■ **The task**: Locate each line in the records containing "Pipe". Copy it.

■ **Records provided**:
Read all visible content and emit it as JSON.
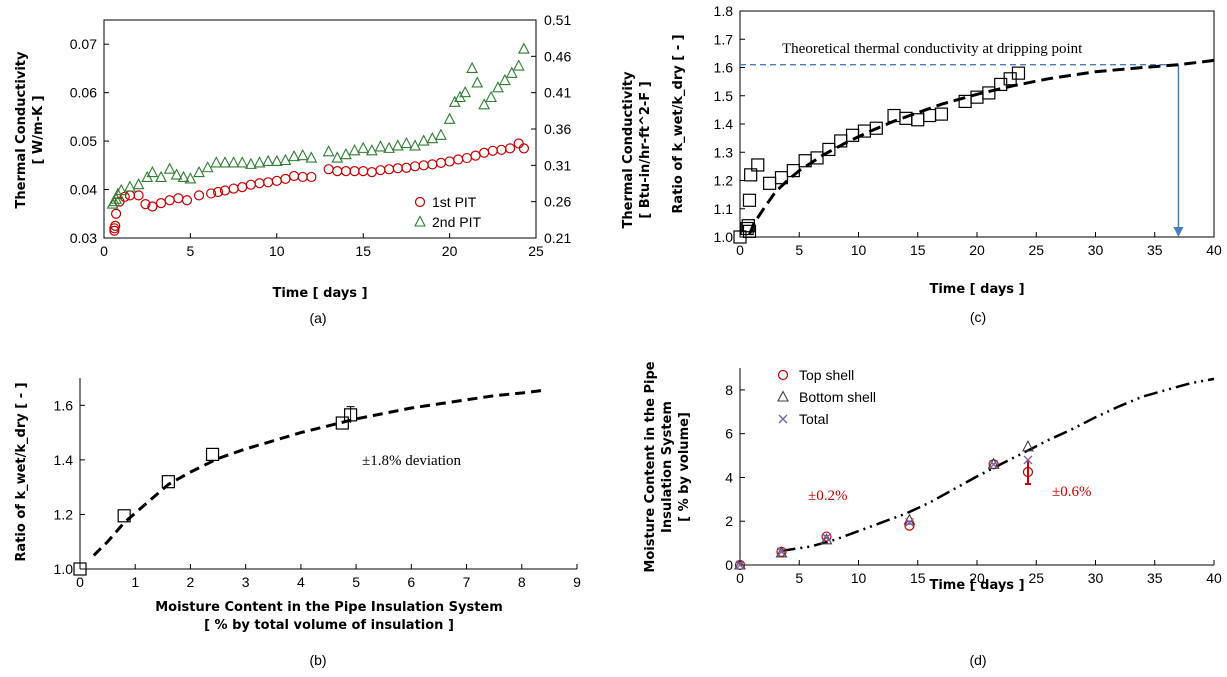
{
  "chart_data": [
    {
      "type": "scatter",
      "panel_label": "(a)",
      "xlabel": "Time [ days ]",
      "ylabel_line1": "Thermal Conductivity",
      "ylabel_line2": "[ W/m-K ]",
      "y2label_line1": "Thermal Conductivity",
      "y2label_line2": "[ Btu-in/hr-ft^2-F ]",
      "xlim": [
        0,
        25
      ],
      "ylim": [
        0.03,
        0.075
      ],
      "y2lim": [
        0.21,
        0.51
      ],
      "xticks": [
        "0",
        "5",
        "10",
        "15",
        "20",
        "25"
      ],
      "yticks": [
        "0.03",
        "0.04",
        "0.05",
        "0.06",
        "0.07"
      ],
      "y2ticks": [
        "0.21",
        "0.26",
        "0.31",
        "0.36",
        "0.41",
        "0.46",
        "0.51"
      ],
      "legend_position": "bottom-right",
      "series": [
        {
          "name": "1st PIT",
          "marker": "circle",
          "color": "#c00000",
          "points": [
            [
              0.6,
              0.0315
            ],
            [
              0.6,
              0.032
            ],
            [
              0.65,
              0.0325
            ],
            [
              0.7,
              0.035
            ],
            [
              0.9,
              0.0375
            ],
            [
              1.2,
              0.0385
            ],
            [
              1.5,
              0.0388
            ],
            [
              2.0,
              0.0388
            ],
            [
              2.4,
              0.037
            ],
            [
              2.8,
              0.0365
            ],
            [
              3.3,
              0.0372
            ],
            [
              3.8,
              0.0378
            ],
            [
              4.3,
              0.0382
            ],
            [
              4.8,
              0.0378
            ],
            [
              5.5,
              0.0388
            ],
            [
              6.2,
              0.0392
            ],
            [
              6.6,
              0.0395
            ],
            [
              7.0,
              0.0398
            ],
            [
              7.5,
              0.0402
            ],
            [
              8.0,
              0.0405
            ],
            [
              8.5,
              0.041
            ],
            [
              9.0,
              0.0413
            ],
            [
              9.5,
              0.0415
            ],
            [
              10.0,
              0.0418
            ],
            [
              10.5,
              0.0422
            ],
            [
              11.0,
              0.0428
            ],
            [
              11.5,
              0.0426
            ],
            [
              12.0,
              0.0426
            ],
            [
              13.0,
              0.0442
            ],
            [
              13.5,
              0.0438
            ],
            [
              14.0,
              0.0438
            ],
            [
              14.5,
              0.0438
            ],
            [
              15.0,
              0.0438
            ],
            [
              15.5,
              0.0436
            ],
            [
              16.0,
              0.044
            ],
            [
              16.5,
              0.0442
            ],
            [
              17.0,
              0.0444
            ],
            [
              17.5,
              0.0445
            ],
            [
              18.0,
              0.0448
            ],
            [
              18.5,
              0.045
            ],
            [
              19.0,
              0.0452
            ],
            [
              19.5,
              0.0455
            ],
            [
              20.0,
              0.0458
            ],
            [
              20.5,
              0.0462
            ],
            [
              21.0,
              0.0465
            ],
            [
              21.5,
              0.047
            ],
            [
              22.0,
              0.0476
            ],
            [
              22.5,
              0.048
            ],
            [
              23.0,
              0.0482
            ],
            [
              23.5,
              0.0485
            ],
            [
              24.0,
              0.0495
            ],
            [
              24.3,
              0.0485
            ]
          ]
        },
        {
          "name": "2nd PIT",
          "marker": "triangle",
          "color": "#2e7d32",
          "points": [
            [
              0.5,
              0.037
            ],
            [
              0.6,
              0.0375
            ],
            [
              0.7,
              0.038
            ],
            [
              0.8,
              0.039
            ],
            [
              1.0,
              0.0398
            ],
            [
              1.5,
              0.0405
            ],
            [
              2.0,
              0.041
            ],
            [
              2.5,
              0.0425
            ],
            [
              2.8,
              0.0435
            ],
            [
              3.3,
              0.0425
            ],
            [
              3.8,
              0.0442
            ],
            [
              4.2,
              0.043
            ],
            [
              4.6,
              0.0425
            ],
            [
              5.0,
              0.0422
            ],
            [
              5.5,
              0.0435
            ],
            [
              6.0,
              0.0445
            ],
            [
              6.5,
              0.0455
            ],
            [
              7.0,
              0.0455
            ],
            [
              7.5,
              0.0455
            ],
            [
              8.0,
              0.0455
            ],
            [
              8.5,
              0.0452
            ],
            [
              9.0,
              0.0455
            ],
            [
              9.5,
              0.0458
            ],
            [
              10.0,
              0.0458
            ],
            [
              10.5,
              0.046
            ],
            [
              11.0,
              0.0468
            ],
            [
              11.5,
              0.047
            ],
            [
              12.0,
              0.0465
            ],
            [
              13.0,
              0.0478
            ],
            [
              13.5,
              0.0465
            ],
            [
              14.0,
              0.0472
            ],
            [
              14.5,
              0.048
            ],
            [
              15.0,
              0.0485
            ],
            [
              15.5,
              0.048
            ],
            [
              16.0,
              0.0488
            ],
            [
              16.5,
              0.0485
            ],
            [
              17.0,
              0.049
            ],
            [
              17.5,
              0.0495
            ],
            [
              18.0,
              0.049
            ],
            [
              18.5,
              0.05
            ],
            [
              19.0,
              0.0505
            ],
            [
              19.5,
              0.0512
            ],
            [
              20.0,
              0.0545
            ],
            [
              20.3,
              0.058
            ],
            [
              20.6,
              0.059
            ],
            [
              20.9,
              0.06
            ],
            [
              21.3,
              0.065
            ],
            [
              21.6,
              0.062
            ],
            [
              22.0,
              0.0575
            ],
            [
              22.4,
              0.059
            ],
            [
              22.8,
              0.061
            ],
            [
              23.2,
              0.0625
            ],
            [
              23.6,
              0.064
            ],
            [
              24.0,
              0.0655
            ],
            [
              24.3,
              0.069
            ]
          ]
        }
      ]
    },
    {
      "type": "scatter",
      "panel_label": "(b)",
      "xlabel_line1": "Moisture Content in the Pipe Insulation System",
      "xlabel_line2": "[ % by total volume of insulation ]",
      "ylabel": "Ratio of k_wet/k_dry [ - ]",
      "xlim": [
        0,
        9
      ],
      "ylim": [
        1.0,
        1.7
      ],
      "xticks": [
        "0",
        "1",
        "2",
        "3",
        "4",
        "5",
        "6",
        "7",
        "8",
        "9"
      ],
      "yticks": [
        "1.0",
        "1.2",
        "1.4",
        "1.6"
      ],
      "annotation": "±1.8% deviation",
      "series": [
        {
          "name": "",
          "marker": "square",
          "points": [
            [
              0,
              1.0
            ],
            [
              0.8,
              1.195
            ],
            [
              1.6,
              1.32
            ],
            [
              2.4,
              1.42
            ],
            [
              4.75,
              1.535
            ],
            [
              4.9,
              1.565
            ]
          ],
          "errorbars": [
            [
              4.9,
              1.535,
              1.595
            ]
          ]
        }
      ],
      "fit_curve": [
        [
          0.25,
          1.05
        ],
        [
          0.5,
          1.1
        ],
        [
          0.8,
          1.17
        ],
        [
          1.2,
          1.24
        ],
        [
          1.6,
          1.31
        ],
        [
          2.0,
          1.355
        ],
        [
          2.5,
          1.405
        ],
        [
          3.0,
          1.44
        ],
        [
          3.5,
          1.47
        ],
        [
          4.0,
          1.5
        ],
        [
          4.5,
          1.525
        ],
        [
          5.0,
          1.55
        ],
        [
          5.5,
          1.57
        ],
        [
          6.0,
          1.59
        ],
        [
          6.5,
          1.605
        ],
        [
          7.0,
          1.62
        ],
        [
          7.5,
          1.635
        ],
        [
          8.0,
          1.645
        ],
        [
          8.4,
          1.655
        ]
      ]
    },
    {
      "type": "scatter",
      "panel_label": "(c)",
      "xlabel": "Time [ days ]",
      "ylabel": "Ratio of k_wet/k_dry [ - ]",
      "xlim": [
        0,
        40
      ],
      "ylim": [
        1.0,
        1.8
      ],
      "xticks": [
        "0",
        "5",
        "10",
        "15",
        "20",
        "25",
        "30",
        "35",
        "40"
      ],
      "yticks": [
        "1.0",
        "1.1",
        "1.2",
        "1.3",
        "1.4",
        "1.5",
        "1.6",
        "1.7",
        "1.8"
      ],
      "annotation": "Theoretical thermal conductivity at dripping point",
      "reference_y": 1.61,
      "arrow_x": 37,
      "series": [
        {
          "name": "",
          "marker": "square",
          "points": [
            [
              0,
              1.0
            ],
            [
              0.6,
              1.03
            ],
            [
              0.7,
              1.04
            ],
            [
              0.8,
              1.02
            ],
            [
              0.8,
              1.13
            ],
            [
              0.9,
              1.22
            ],
            [
              1.5,
              1.255
            ],
            [
              2.5,
              1.19
            ],
            [
              3.5,
              1.21
            ],
            [
              4.5,
              1.235
            ],
            [
              5.5,
              1.27
            ],
            [
              6.5,
              1.28
            ],
            [
              7.5,
              1.31
            ],
            [
              8.5,
              1.34
            ],
            [
              9.5,
              1.36
            ],
            [
              10.5,
              1.375
            ],
            [
              11.5,
              1.385
            ],
            [
              13.0,
              1.43
            ],
            [
              14.0,
              1.42
            ],
            [
              15.0,
              1.415
            ],
            [
              16.0,
              1.43
            ],
            [
              17.0,
              1.435
            ],
            [
              19.0,
              1.48
            ],
            [
              20.0,
              1.495
            ],
            [
              21.0,
              1.51
            ],
            [
              22.0,
              1.54
            ],
            [
              22.8,
              1.56
            ],
            [
              23.5,
              1.58
            ]
          ]
        }
      ],
      "fit_curve": [
        [
          0.8,
          1.01
        ],
        [
          1.2,
          1.05
        ],
        [
          2,
          1.1
        ],
        [
          3,
          1.16
        ],
        [
          4,
          1.2
        ],
        [
          5,
          1.235
        ],
        [
          7,
          1.29
        ],
        [
          9,
          1.335
        ],
        [
          11,
          1.375
        ],
        [
          13,
          1.41
        ],
        [
          15,
          1.44
        ],
        [
          17,
          1.47
        ],
        [
          20,
          1.505
        ],
        [
          23,
          1.535
        ],
        [
          26,
          1.56
        ],
        [
          30,
          1.585
        ],
        [
          34,
          1.6
        ],
        [
          37,
          1.61
        ],
        [
          40,
          1.625
        ]
      ]
    },
    {
      "type": "scatter",
      "panel_label": "(d)",
      "xlabel": "Time [ days ]",
      "ylabel_line1": "Moisture Content in the Pipe",
      "ylabel_line2": "Insulation System",
      "ylabel_line3": "[ % by volume]",
      "xlim": [
        0,
        40
      ],
      "ylim": [
        0,
        9
      ],
      "xticks": [
        "0",
        "5",
        "10",
        "15",
        "20",
        "25",
        "30",
        "35",
        "40"
      ],
      "yticks": [
        "0",
        "2",
        "4",
        "6",
        "8"
      ],
      "legend_position": "top-left",
      "annotations": [
        "±0.2%",
        "±0.6%"
      ],
      "series": [
        {
          "name": "Top shell",
          "marker": "circle",
          "color": "#c00000",
          "points": [
            [
              0,
              0.0
            ],
            [
              3.5,
              0.6
            ],
            [
              7.3,
              1.3
            ],
            [
              14.3,
              1.8
            ],
            [
              21.4,
              4.6
            ],
            [
              24.3,
              4.25
            ]
          ],
          "errorbars": [
            [
              24.3,
              3.7,
              4.8
            ]
          ]
        },
        {
          "name": "Bottom shell",
          "marker": "triangle",
          "color": "#404040",
          "points": [
            [
              0,
              0.0
            ],
            [
              3.5,
              0.55
            ],
            [
              7.3,
              1.15
            ],
            [
              14.3,
              2.05
            ],
            [
              21.4,
              4.6
            ],
            [
              24.3,
              5.4
            ]
          ]
        },
        {
          "name": "Total",
          "marker": "x",
          "color": "#7b5ea7",
          "points": [
            [
              0,
              0.0
            ],
            [
              3.5,
              0.6
            ],
            [
              7.3,
              1.25
            ],
            [
              14.3,
              1.95
            ],
            [
              21.4,
              4.6
            ],
            [
              24.3,
              4.8
            ]
          ]
        }
      ],
      "fit_curve": [
        [
          3.5,
          0.65
        ],
        [
          6,
          0.85
        ],
        [
          8,
          1.15
        ],
        [
          10,
          1.55
        ],
        [
          12,
          1.95
        ],
        [
          14,
          2.35
        ],
        [
          16,
          2.85
        ],
        [
          18,
          3.45
        ],
        [
          20,
          4.05
        ],
        [
          22,
          4.6
        ],
        [
          24,
          5.15
        ],
        [
          26,
          5.7
        ],
        [
          28,
          6.2
        ],
        [
          30,
          6.75
        ],
        [
          32,
          7.25
        ],
        [
          34,
          7.7
        ],
        [
          36,
          8.0
        ],
        [
          38,
          8.3
        ],
        [
          40,
          8.5
        ]
      ]
    }
  ]
}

■ **The reply**:
      "xlabel_line1": "Moisture Content in the Pipe Insulation System",
      "ylabel_line1": "Moisture Content in the Pipe",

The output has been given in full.